→ **Excerpts from a figure dataset**:
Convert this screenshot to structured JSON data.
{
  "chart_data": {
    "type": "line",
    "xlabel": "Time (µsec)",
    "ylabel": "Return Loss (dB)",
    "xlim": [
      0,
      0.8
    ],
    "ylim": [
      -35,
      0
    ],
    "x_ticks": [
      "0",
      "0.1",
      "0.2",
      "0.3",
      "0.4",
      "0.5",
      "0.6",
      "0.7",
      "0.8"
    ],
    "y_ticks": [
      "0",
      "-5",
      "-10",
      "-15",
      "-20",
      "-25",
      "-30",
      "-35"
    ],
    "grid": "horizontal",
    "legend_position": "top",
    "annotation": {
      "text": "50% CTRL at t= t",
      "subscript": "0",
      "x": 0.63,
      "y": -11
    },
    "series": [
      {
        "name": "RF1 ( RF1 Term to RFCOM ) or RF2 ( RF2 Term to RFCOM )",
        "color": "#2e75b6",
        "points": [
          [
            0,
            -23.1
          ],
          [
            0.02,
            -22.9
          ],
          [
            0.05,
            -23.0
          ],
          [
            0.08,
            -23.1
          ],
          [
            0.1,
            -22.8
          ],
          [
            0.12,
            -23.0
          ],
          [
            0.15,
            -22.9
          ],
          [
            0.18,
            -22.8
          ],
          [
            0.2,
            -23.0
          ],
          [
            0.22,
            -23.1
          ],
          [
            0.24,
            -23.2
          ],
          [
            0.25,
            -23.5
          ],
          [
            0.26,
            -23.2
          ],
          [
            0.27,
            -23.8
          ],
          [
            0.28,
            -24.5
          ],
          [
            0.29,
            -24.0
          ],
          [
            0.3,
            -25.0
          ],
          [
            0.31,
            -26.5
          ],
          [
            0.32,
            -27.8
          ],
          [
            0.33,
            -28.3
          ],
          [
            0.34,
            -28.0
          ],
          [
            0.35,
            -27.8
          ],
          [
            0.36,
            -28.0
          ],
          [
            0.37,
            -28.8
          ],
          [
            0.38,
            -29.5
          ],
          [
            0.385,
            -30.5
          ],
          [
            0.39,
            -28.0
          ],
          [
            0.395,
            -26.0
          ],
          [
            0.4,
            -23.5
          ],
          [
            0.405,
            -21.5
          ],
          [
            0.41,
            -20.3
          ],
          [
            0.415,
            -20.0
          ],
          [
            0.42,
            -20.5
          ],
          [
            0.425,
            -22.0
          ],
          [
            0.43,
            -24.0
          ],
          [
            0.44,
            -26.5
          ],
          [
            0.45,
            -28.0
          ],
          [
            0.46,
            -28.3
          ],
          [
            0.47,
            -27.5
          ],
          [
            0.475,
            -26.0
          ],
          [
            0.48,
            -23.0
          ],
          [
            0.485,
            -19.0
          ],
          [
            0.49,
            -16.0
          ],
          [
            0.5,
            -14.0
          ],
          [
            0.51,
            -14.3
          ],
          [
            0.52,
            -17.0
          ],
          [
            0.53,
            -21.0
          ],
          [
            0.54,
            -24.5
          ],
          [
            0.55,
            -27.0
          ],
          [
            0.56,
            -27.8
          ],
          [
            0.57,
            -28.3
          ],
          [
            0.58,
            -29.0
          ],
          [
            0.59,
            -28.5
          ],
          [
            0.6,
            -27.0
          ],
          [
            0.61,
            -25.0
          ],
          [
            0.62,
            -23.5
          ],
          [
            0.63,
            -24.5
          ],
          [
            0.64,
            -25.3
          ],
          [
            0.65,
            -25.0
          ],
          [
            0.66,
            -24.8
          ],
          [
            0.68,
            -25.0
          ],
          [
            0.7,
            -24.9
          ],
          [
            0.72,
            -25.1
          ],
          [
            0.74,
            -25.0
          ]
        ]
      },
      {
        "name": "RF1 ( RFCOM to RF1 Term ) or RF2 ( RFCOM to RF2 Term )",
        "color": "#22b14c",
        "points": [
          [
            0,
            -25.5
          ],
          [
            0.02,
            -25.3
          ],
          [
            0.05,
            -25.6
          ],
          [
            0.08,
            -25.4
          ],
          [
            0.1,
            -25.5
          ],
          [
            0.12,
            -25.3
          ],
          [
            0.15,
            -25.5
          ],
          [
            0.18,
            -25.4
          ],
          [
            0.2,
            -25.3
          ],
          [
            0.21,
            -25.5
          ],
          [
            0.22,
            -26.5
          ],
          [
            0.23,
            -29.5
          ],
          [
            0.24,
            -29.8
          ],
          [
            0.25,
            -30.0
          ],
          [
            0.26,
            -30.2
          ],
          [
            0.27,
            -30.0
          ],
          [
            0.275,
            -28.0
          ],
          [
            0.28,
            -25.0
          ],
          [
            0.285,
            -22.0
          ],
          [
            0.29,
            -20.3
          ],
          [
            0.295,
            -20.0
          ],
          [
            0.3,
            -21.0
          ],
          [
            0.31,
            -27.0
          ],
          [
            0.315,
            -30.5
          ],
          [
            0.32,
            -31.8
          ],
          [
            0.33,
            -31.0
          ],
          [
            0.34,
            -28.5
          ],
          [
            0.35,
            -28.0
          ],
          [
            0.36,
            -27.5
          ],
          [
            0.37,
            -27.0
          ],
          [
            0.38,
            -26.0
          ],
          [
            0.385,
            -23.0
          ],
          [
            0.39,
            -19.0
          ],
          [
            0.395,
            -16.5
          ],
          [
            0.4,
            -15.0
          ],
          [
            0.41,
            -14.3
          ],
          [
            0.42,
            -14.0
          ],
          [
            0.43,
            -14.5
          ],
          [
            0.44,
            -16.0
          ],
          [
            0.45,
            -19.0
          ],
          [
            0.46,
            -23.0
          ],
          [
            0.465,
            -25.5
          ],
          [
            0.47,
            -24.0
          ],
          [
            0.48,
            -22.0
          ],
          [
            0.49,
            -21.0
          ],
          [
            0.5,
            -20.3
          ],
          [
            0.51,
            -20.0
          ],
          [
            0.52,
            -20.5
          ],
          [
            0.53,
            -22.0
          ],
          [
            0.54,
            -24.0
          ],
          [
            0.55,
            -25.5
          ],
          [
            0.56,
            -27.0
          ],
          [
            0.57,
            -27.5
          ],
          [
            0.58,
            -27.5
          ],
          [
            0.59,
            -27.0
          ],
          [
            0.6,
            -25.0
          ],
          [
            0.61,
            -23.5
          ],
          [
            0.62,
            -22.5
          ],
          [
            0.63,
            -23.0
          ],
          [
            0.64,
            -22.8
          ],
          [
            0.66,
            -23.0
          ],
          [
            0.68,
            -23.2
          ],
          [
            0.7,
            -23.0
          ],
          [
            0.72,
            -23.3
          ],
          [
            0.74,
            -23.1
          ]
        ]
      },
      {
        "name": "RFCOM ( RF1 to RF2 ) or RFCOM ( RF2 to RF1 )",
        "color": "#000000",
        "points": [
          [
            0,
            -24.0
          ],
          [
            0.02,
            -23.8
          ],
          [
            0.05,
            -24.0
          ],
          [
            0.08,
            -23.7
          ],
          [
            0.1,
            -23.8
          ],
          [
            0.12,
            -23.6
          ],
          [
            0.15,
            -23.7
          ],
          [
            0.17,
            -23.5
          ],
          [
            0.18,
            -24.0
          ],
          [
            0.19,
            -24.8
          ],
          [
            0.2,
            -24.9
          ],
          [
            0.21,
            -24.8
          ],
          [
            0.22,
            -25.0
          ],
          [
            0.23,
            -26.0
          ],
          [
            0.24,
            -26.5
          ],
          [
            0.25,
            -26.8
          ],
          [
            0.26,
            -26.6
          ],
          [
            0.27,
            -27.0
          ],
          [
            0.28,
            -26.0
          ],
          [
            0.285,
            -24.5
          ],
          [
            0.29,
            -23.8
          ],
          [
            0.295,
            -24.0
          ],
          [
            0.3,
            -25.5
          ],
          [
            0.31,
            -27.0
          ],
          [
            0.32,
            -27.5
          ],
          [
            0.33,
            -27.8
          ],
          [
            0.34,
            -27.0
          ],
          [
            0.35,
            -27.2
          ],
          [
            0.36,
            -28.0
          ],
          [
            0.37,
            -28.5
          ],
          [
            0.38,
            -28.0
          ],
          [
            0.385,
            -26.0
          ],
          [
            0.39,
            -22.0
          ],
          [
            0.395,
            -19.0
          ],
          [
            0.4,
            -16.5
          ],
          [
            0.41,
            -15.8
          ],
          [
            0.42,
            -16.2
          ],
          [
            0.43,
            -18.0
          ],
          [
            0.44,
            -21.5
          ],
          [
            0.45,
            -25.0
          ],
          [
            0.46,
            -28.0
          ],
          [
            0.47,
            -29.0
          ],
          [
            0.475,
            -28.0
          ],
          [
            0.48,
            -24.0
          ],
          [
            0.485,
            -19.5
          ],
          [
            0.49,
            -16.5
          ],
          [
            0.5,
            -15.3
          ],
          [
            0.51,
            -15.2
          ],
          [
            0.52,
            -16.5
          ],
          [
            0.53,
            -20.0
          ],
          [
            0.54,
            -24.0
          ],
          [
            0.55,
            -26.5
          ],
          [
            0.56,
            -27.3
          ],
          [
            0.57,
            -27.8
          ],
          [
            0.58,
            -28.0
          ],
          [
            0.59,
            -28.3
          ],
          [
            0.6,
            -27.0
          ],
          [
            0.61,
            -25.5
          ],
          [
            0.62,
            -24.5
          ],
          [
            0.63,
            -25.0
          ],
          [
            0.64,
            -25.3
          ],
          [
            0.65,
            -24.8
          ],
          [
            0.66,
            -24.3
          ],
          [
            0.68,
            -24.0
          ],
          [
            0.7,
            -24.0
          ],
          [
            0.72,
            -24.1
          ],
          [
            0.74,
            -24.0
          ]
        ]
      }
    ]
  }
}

→ **Problem description**: In the records above, locate the lines holding the word "RFCOM". Copy each of them.

→ **Answer to this problem**:
        "name": "RF1 ( RF1 Term to RFCOM ) or RF2 ( RF2 Term to RFCOM )",
        "name": "RF1 ( RFCOM to RF1 Term ) or RF2 ( RFCOM to RF2 Term )",
        "name": "RFCOM ( RF1 to RF2 ) or RFCOM ( RF2 to RF1 )",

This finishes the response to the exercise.